++++ Предложенный отрывок ++++

Размер шрифта
-
+

Собрание сочинений. Том II. Введение в философию права - стр. 26

. В предреволюционной Франции публицистика, авторами которой были в основном юристы, выдвинула на первое место служение не лично государю, а благу государства. Заговорили лица, претендовавшие на роль объективных экспертов незаинтересованной преданности всеобщему благу. [Юристы] были заинтересованы в придании универсальной формы выражению своих клановых интересов, в выработке теории служения обществу или общественному порядку и соответственно в автономизации государственной логики отдельно от монархической логики, от «королевского дома» и тем самым в изобретении res publica [общего дела, интереса], а потом республики как инстанции, трансцендентной по отношению к агентам (включая короля), временно ее воплощающим[53].


Общественному благу при таком его понимании служит наравне со всеми гражданами и сам государь. Тем самым потенциально уравниваются с государем те, кто прежде ему всего лишь служил. Со временем встал вопрос о проверке, действительно ли государь служит общественному благу. Этот критерий не исключал изгнание и казнь государя как плохого служителя теми, кто знает и выполняет задачу лучше.

++++ Материал упражнения ++++

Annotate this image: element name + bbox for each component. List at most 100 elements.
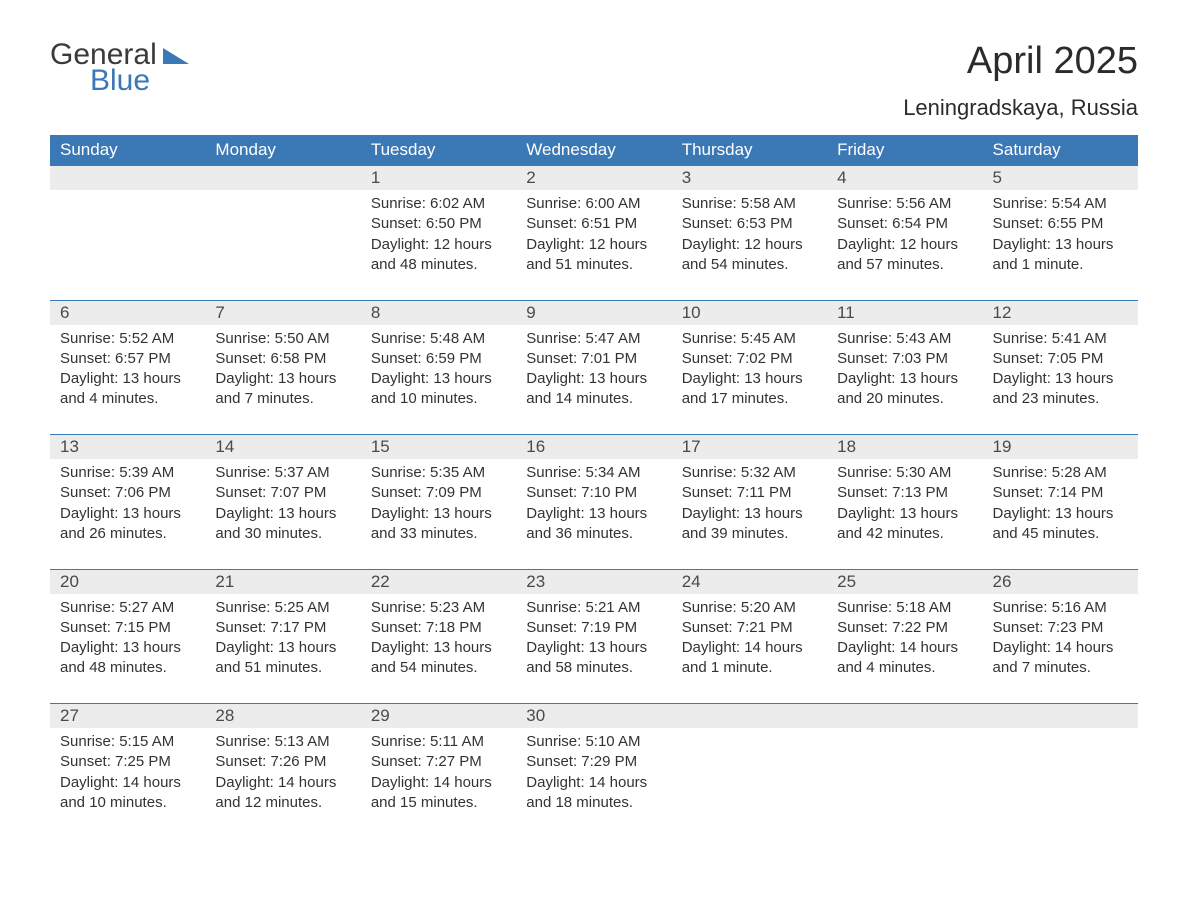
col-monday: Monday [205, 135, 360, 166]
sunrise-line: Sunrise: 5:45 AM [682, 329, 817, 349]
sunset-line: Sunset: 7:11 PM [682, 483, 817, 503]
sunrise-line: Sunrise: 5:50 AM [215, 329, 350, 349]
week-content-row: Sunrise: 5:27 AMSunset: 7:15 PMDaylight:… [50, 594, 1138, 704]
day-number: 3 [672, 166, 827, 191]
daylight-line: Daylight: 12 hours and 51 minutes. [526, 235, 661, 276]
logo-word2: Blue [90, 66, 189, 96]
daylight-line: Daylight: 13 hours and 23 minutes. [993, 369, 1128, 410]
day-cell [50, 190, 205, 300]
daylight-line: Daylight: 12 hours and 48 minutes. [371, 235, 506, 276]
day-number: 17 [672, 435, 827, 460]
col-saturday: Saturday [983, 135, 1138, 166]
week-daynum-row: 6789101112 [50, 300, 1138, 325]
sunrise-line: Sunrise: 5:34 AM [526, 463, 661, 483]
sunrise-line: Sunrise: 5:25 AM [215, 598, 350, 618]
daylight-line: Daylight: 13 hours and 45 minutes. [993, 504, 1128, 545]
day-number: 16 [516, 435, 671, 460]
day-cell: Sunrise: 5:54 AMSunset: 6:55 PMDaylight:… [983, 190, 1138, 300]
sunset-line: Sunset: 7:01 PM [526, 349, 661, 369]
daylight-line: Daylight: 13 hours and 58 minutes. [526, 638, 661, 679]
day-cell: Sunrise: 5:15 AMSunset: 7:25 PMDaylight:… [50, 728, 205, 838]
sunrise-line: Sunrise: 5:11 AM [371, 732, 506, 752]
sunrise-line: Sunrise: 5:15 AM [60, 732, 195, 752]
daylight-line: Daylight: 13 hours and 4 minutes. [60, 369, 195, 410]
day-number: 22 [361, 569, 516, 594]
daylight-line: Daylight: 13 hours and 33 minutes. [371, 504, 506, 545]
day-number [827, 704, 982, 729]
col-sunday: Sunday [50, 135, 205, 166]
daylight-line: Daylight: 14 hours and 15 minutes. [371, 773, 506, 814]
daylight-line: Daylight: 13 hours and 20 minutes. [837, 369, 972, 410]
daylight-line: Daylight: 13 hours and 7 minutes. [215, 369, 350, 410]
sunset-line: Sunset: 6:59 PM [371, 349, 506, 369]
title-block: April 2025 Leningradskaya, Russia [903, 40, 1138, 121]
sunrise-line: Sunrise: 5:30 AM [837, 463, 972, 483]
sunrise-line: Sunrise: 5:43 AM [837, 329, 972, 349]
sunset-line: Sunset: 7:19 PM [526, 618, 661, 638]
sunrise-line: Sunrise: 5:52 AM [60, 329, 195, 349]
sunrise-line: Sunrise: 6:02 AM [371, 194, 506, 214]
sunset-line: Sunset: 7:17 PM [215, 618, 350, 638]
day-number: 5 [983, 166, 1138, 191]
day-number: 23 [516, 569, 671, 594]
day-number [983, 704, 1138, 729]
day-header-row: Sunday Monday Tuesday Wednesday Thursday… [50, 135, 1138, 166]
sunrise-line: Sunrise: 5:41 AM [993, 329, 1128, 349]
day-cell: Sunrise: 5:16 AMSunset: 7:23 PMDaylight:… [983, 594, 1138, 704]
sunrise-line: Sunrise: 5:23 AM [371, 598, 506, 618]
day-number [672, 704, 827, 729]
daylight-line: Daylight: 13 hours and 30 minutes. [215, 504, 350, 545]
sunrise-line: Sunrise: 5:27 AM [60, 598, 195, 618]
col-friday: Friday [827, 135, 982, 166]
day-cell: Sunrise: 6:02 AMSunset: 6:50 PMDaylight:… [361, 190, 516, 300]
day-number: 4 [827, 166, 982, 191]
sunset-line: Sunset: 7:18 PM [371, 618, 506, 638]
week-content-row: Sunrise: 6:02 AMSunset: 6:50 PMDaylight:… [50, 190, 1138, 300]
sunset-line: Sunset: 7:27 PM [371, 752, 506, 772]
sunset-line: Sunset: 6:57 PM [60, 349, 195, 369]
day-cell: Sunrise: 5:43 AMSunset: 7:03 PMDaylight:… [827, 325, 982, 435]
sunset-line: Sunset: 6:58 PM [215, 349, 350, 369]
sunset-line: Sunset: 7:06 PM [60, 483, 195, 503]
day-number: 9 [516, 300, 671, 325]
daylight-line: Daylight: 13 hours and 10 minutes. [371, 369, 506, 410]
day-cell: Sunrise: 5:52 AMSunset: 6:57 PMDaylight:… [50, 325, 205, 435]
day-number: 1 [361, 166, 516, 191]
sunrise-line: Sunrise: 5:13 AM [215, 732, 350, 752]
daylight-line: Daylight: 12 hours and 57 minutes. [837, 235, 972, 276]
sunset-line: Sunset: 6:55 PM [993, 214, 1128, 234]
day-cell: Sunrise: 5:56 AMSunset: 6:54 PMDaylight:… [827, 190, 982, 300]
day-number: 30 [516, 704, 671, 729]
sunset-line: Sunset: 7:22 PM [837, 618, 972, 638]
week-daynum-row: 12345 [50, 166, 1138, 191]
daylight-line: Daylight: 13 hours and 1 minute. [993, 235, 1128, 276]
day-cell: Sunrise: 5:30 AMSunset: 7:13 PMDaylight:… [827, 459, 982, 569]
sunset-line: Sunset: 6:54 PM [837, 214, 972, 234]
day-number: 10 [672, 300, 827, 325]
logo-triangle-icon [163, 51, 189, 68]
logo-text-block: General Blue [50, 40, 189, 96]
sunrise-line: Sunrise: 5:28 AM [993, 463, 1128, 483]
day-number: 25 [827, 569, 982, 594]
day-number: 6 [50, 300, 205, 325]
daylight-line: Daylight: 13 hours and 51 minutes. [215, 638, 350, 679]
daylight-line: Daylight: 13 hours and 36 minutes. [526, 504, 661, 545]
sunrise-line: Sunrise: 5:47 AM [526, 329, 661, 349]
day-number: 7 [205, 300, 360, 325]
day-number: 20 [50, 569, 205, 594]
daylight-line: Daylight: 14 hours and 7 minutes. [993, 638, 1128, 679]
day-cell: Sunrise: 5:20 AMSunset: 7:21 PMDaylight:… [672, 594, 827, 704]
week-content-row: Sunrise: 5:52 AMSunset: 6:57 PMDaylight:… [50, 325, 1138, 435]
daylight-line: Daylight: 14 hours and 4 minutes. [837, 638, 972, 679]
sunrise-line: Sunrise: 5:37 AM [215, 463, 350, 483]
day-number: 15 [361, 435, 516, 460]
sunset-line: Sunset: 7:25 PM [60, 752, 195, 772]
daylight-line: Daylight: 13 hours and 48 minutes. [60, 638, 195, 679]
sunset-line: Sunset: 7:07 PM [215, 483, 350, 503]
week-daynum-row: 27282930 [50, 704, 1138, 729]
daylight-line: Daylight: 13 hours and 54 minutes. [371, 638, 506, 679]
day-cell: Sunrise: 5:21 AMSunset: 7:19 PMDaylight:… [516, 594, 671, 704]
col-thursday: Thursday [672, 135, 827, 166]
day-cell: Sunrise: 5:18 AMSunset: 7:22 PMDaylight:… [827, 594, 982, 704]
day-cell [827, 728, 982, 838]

++++

• Письменное задание A: Оформите в виде нумерованного списка строки записей, начиная со строки, где есть «col-monday: Monday [205, 135, 360, 166]», и заканчивая строкой с «day-number: 3 [672, 166, 827, 191]» включительно. Пустые строки в список не включайте.
• Письменное задание B: Продолжите отрывок о служении государя общественному благу, начав сразу после его последнего предложения.

• Ответ A:
1. col-monday: Monday [205, 135, 360, 166]
2. sunrise-line: Sunrise: 5:45 AM [682, 329, 817, 349]
3. sunset-line: Sunset: 7:11 PM [682, 483, 817, 503]
4. sunrise-line: Sunrise: 5:50 AM [215, 329, 350, 349]
5. week-content-row: Sunrise: 5:27 AMSunset: 7:15 PMDaylight:… [50, 594, 1138, 704]
6. day-number: 3 [672, 166, 827, 191]

• Ответ B:
По Бурдье, профессия юристов, сыгравшая главную роль в создании такого общественного мнения, была политически заинтересована в нем. Быть государем не дано каждому: для этого надо иметь нужную наследственность. Служить общему благу может наоборот каждый, надо только доказать, что ты именно этим занят. Государственная идеология общего блага становится со временем решающей силой. Право и его принудительность остаются прежними, теряется только лицо носителя права, которое было всем видно на троне. Фиктивность нового государства делает его неуловимым. Реальный исполнитель принуждения невидим за государственной администрацией, как палач за гильотиной.

[Теперь] понятие «государства» имеет смысл только как удобный стенографический знак – причем очень опасный, – кратко обозначающий области взаимоотношений реальных сил […]; эти области могут принять форму более или менее стабильных сетей (союза, кооперации, клиентелизма, взаимных услуг и т. д.), которые дают о себе знать в поразительно разнообразных интеракциях, начиная от открытого конфликта до более или менее тайного сговора[54].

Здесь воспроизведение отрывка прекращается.